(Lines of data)

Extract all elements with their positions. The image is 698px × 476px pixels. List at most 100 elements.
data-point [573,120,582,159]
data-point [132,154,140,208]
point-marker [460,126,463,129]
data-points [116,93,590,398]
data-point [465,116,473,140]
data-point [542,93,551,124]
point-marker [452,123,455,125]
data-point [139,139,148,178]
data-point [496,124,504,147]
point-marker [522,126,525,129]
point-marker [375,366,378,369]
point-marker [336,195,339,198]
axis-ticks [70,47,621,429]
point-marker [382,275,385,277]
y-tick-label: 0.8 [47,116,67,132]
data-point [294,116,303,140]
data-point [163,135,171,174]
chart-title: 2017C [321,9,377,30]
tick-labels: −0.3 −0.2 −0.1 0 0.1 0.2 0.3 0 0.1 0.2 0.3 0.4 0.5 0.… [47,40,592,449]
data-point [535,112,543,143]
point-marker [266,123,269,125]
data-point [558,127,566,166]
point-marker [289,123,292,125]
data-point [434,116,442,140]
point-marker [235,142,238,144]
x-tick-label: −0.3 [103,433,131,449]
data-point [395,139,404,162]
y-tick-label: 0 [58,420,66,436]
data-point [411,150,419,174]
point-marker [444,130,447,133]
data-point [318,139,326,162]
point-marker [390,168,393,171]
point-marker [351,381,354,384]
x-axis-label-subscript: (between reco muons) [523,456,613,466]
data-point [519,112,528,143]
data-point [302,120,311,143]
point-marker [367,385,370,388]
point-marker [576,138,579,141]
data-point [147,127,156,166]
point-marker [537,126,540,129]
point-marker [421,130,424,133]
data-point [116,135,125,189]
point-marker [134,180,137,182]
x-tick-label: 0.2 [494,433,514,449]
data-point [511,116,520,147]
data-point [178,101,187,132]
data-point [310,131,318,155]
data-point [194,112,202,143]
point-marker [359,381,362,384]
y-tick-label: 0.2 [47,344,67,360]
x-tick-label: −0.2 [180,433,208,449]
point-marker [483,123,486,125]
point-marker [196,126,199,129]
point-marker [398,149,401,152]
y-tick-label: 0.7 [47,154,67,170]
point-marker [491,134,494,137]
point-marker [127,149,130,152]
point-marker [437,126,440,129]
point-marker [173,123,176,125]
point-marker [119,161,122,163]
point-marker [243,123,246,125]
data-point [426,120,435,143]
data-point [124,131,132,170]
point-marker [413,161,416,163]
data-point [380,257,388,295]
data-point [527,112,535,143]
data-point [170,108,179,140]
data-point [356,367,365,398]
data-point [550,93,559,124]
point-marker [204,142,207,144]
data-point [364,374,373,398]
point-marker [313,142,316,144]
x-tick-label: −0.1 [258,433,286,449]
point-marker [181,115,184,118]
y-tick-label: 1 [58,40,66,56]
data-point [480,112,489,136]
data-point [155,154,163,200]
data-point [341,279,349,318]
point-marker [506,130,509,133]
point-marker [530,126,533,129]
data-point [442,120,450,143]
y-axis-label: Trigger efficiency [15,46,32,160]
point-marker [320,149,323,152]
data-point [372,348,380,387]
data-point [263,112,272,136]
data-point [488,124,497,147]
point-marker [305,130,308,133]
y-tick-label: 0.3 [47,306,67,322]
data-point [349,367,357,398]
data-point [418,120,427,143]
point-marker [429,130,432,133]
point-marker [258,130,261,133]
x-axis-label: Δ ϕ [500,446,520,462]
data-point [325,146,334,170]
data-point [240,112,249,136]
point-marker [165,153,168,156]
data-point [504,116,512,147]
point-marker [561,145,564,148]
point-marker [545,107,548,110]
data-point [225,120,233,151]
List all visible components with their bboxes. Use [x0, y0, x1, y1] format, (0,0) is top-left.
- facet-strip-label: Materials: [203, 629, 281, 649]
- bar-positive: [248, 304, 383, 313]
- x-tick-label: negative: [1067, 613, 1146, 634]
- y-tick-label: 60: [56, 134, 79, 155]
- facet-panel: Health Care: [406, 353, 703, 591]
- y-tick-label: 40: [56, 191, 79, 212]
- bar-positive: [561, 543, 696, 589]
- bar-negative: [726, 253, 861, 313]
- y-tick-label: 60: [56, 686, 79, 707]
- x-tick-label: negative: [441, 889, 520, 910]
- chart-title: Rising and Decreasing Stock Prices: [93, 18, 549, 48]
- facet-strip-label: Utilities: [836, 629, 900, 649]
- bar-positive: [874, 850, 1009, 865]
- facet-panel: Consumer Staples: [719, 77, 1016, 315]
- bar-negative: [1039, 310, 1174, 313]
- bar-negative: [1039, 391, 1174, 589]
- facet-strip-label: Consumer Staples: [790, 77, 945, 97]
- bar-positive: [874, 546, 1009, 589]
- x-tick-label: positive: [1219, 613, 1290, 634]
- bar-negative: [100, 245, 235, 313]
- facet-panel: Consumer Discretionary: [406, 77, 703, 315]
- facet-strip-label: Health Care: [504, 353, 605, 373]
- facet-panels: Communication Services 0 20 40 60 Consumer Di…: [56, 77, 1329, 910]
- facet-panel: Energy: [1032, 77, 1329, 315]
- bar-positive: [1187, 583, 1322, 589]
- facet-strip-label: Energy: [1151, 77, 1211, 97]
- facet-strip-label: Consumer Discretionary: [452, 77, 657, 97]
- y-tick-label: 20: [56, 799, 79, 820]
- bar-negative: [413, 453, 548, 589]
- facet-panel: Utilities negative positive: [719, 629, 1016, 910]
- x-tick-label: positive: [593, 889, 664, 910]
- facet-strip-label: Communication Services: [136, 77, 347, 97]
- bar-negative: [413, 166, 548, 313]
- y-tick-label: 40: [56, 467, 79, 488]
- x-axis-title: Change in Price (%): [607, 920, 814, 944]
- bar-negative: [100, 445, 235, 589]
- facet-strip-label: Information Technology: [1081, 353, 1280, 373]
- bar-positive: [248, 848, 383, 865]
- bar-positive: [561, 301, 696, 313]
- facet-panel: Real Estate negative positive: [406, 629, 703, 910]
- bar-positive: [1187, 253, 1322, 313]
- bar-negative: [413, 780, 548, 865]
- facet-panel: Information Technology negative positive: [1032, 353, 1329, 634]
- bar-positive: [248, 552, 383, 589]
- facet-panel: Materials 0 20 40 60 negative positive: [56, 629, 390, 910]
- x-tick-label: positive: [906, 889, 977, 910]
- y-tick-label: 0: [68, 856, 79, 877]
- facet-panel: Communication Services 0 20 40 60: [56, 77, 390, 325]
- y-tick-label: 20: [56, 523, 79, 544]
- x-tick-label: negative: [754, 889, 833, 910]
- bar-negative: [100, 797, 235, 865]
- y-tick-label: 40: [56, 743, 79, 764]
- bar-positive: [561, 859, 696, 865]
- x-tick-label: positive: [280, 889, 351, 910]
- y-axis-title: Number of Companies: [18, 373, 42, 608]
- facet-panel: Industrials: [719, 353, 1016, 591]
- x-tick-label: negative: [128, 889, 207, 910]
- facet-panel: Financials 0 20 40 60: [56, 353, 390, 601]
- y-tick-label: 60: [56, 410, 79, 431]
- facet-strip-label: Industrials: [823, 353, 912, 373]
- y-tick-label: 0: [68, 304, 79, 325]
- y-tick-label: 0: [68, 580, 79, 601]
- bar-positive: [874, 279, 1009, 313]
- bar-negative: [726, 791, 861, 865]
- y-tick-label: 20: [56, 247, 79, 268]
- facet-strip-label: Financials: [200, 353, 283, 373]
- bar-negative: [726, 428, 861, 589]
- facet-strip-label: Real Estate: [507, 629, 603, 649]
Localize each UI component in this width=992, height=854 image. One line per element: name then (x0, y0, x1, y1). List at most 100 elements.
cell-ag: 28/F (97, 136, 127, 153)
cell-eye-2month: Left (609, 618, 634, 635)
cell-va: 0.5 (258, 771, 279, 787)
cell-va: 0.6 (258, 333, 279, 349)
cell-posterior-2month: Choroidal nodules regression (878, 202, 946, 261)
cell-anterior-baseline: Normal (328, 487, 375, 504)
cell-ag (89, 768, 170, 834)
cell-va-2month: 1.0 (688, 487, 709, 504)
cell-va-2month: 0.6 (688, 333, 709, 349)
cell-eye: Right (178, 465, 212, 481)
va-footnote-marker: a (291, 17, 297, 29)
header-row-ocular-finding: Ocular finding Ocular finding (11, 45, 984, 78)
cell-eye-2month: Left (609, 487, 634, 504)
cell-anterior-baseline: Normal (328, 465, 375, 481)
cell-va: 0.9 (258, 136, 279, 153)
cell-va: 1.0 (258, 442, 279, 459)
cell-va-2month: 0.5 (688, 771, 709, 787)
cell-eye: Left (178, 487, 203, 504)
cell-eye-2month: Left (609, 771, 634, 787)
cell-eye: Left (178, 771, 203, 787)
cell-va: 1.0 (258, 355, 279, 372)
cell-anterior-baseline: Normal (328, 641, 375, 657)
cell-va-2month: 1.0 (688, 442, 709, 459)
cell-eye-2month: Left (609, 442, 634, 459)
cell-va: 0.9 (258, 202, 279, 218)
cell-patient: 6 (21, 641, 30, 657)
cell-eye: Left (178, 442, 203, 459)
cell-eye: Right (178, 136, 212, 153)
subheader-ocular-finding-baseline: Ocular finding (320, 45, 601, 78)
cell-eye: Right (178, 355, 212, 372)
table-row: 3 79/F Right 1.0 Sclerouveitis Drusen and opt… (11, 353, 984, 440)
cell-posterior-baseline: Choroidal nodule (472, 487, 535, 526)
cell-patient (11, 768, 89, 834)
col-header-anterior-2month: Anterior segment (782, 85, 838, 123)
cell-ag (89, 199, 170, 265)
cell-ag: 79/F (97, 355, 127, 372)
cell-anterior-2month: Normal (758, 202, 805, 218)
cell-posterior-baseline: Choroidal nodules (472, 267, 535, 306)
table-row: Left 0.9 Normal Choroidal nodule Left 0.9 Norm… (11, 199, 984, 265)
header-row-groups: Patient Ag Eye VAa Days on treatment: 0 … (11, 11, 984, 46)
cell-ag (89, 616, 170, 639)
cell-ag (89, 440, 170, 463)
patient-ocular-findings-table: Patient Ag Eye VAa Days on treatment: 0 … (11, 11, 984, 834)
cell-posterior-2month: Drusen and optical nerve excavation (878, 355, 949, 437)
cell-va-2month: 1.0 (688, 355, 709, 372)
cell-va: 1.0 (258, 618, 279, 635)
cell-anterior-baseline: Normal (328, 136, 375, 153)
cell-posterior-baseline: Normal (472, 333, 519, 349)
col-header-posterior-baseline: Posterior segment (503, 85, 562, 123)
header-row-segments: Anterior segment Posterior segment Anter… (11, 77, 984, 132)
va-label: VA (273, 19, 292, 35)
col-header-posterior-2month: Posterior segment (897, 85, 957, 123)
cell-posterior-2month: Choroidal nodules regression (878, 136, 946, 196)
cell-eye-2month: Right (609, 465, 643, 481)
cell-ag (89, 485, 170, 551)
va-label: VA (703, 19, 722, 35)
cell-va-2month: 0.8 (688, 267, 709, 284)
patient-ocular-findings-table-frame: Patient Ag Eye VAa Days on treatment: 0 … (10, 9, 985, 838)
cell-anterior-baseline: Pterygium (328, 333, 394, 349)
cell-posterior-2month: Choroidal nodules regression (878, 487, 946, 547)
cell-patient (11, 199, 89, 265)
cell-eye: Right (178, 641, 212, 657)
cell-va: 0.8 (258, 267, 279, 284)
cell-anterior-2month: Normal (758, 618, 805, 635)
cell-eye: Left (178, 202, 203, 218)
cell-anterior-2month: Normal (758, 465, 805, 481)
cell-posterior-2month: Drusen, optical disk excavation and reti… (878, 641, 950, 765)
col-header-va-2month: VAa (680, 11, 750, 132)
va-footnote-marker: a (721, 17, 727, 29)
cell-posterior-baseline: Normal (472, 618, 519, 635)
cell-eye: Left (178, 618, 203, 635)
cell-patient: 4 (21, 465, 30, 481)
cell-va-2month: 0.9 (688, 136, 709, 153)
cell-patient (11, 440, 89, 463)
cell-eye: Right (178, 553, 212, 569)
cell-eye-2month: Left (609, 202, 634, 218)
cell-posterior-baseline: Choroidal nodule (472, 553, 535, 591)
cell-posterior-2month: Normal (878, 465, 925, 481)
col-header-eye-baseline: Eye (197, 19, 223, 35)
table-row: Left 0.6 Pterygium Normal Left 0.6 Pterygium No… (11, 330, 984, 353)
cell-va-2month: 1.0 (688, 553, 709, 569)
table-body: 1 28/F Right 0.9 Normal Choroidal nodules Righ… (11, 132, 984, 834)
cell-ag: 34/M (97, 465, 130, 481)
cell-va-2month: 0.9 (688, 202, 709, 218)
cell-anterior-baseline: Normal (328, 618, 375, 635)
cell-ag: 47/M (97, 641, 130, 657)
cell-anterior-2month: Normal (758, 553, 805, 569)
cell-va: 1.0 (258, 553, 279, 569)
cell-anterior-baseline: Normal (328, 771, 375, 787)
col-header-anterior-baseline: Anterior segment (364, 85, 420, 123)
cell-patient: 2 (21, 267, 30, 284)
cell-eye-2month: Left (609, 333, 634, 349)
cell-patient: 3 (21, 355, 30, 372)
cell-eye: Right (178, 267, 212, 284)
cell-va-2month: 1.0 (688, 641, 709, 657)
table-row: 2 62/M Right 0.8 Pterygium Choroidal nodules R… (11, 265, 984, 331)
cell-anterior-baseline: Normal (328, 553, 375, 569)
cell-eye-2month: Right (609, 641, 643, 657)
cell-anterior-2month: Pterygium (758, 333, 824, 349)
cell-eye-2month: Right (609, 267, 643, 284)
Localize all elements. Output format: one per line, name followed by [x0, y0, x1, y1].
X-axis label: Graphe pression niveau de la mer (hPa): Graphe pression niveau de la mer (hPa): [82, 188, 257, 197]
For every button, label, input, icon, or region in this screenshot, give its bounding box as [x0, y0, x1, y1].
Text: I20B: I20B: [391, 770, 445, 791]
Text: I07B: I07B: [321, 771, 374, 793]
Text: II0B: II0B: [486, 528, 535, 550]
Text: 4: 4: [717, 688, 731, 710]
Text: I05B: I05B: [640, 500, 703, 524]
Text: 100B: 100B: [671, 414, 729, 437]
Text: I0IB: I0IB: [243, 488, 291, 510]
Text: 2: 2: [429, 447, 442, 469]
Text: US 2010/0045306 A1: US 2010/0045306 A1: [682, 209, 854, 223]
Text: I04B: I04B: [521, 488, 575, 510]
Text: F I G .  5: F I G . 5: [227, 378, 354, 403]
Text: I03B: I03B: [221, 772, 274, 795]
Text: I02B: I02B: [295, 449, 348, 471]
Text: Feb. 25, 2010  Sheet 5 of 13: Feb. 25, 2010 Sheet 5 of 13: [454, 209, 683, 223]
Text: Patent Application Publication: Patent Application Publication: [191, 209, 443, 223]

Job:
Return the lines of the listing above, from its first line through the line containing "data-point [465,116,473,140]", inclusive, reproducing them precisely.

Output for this exercise:
Extract all elements with their positions. The image is 698px × 476px pixels. List at most 100 elements.
data-point [573,120,582,159]
data-point [132,154,140,208]
point-marker [460,126,463,129]
data-points [116,93,590,398]
data-point [465,116,473,140]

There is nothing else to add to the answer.